-- Exercise requirements --
Copy out the listing that follows exactly, dropping every picture.

-- Record set --

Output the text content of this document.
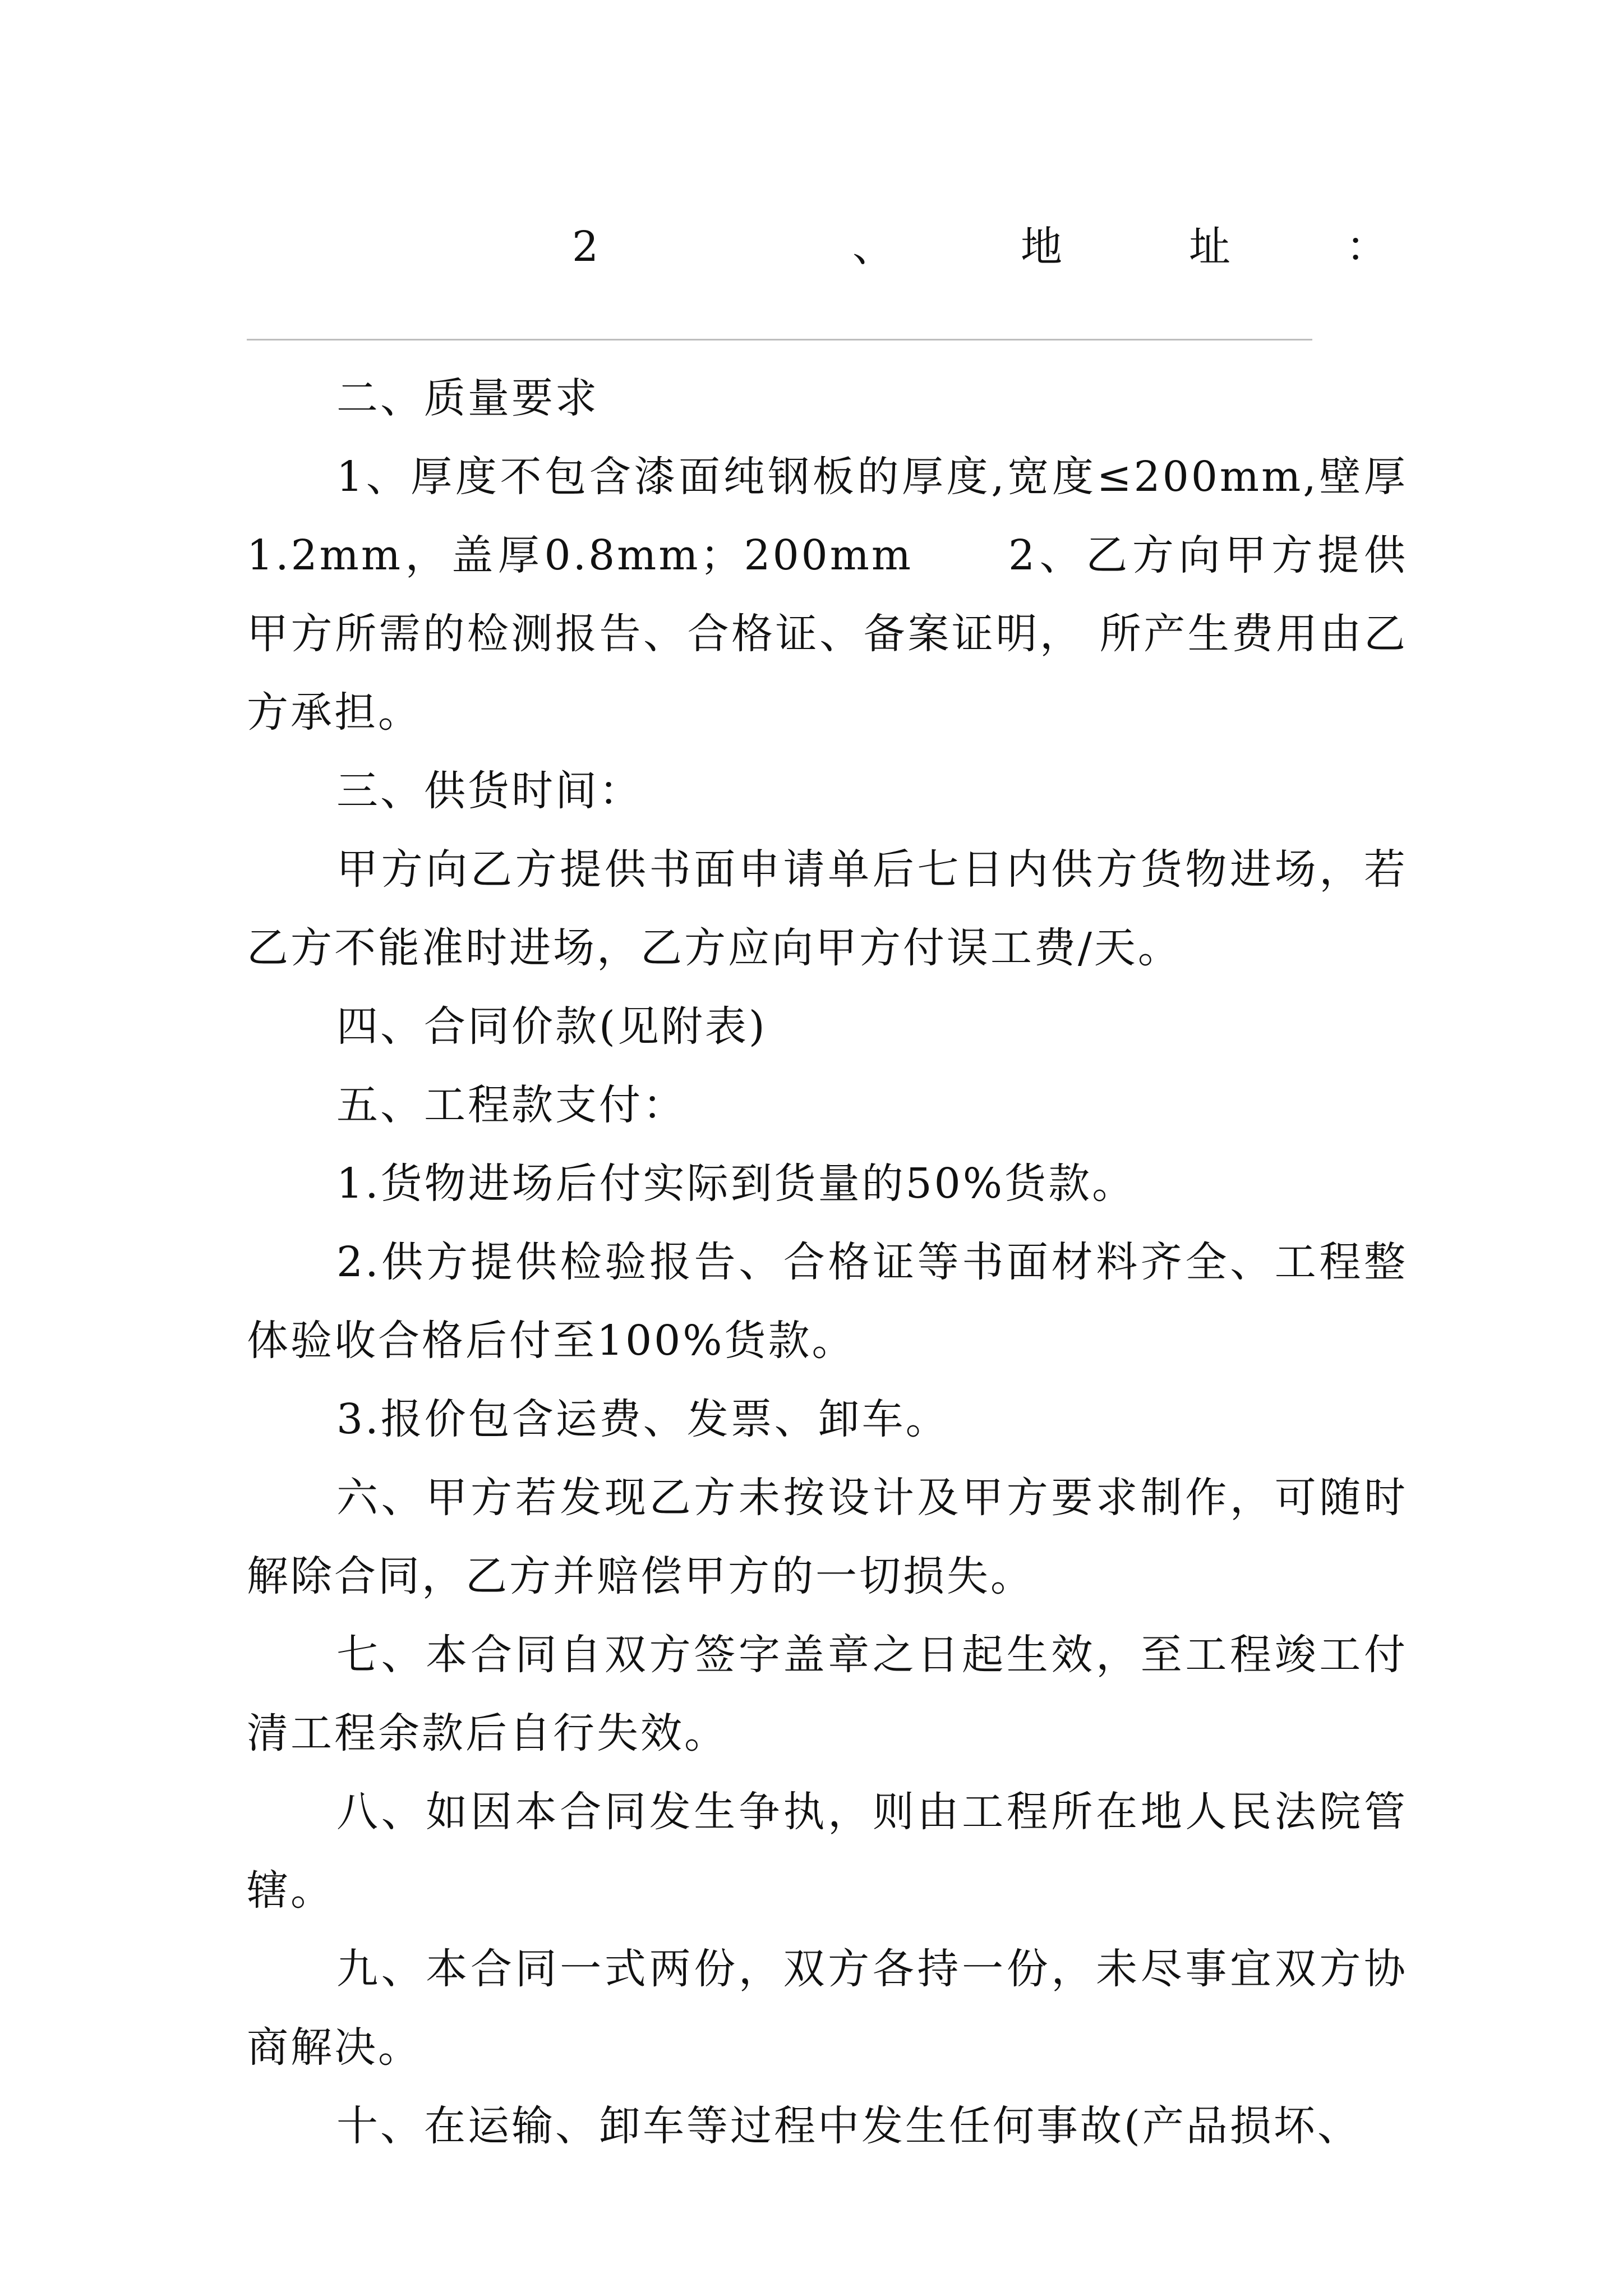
2	、	地	址	：

二、质量要求

1、厚度不包含漆面纯钢板的厚度,宽度≤200mm,壁厚1.2mm，盖厚0.8mm；200mm　　2、乙方向甲方提供甲方所需的检测报告、合格证、备案证明， 所产生费用由乙方承担。

三、供货时间：

甲方向乙方提供书面申请单后七日内供方货物进场，若乙方不能准时进场，乙方应向甲方付误工费/天。

四、合同价款(见附表)

五、工程款支付：

1.货物进场后付实际到货量的50%货款。

2.供方提供检验报告、合格证等书面材料齐全、工程整体验收合格后付至100%货款。

3.报价包含运费、发票、卸车。

六、甲方若发现乙方未按设计及甲方要求制作，可随时解除合同，乙方并赔偿甲方的一切损失。

七、本合同自双方签字盖章之日起生效，至工程竣工付清工程余款后自行失效。

八、如因本合同发生争执，则由工程所在地人民法院管辖。

九、本合同一式两份，双方各持一份，未尽事宜双方协商解决。

十、在运输、卸车等过程中发生任何事故(产品损坏、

-- Solution to this exercise --
Output the text content of this document.
2	、	地	址	：

二、质量要求

1、厚度不包含漆面纯钢板的厚度,宽度≤200mm,壁厚1.2mm，盖厚0.8mm；200mm　　2、乙方向甲方提供甲方所需的检测报告、合格证、备案证明， 所产生费用由乙方承担。

三、供货时间：

甲方向乙方提供书面申请单后七日内供方货物进场，若乙方不能准时进场，乙方应向甲方付误工费/天。

四、合同价款(见附表)

五、工程款支付：

1.货物进场后付实际到货量的50%货款。

2.供方提供检验报告、合格证等书面材料齐全、工程整体验收合格后付至100%货款。

3.报价包含运费、发票、卸车。

六、甲方若发现乙方未按设计及甲方要求制作，可随时解除合同，乙方并赔偿甲方的一切损失。

七、本合同自双方签字盖章之日起生效，至工程竣工付清工程余款后自行失效。

八、如因本合同发生争执，则由工程所在地人民法院管辖。

九、本合同一式两份，双方各持一份，未尽事宜双方协商解决。

十、在运输、卸车等过程中发生任何事故(产品损坏、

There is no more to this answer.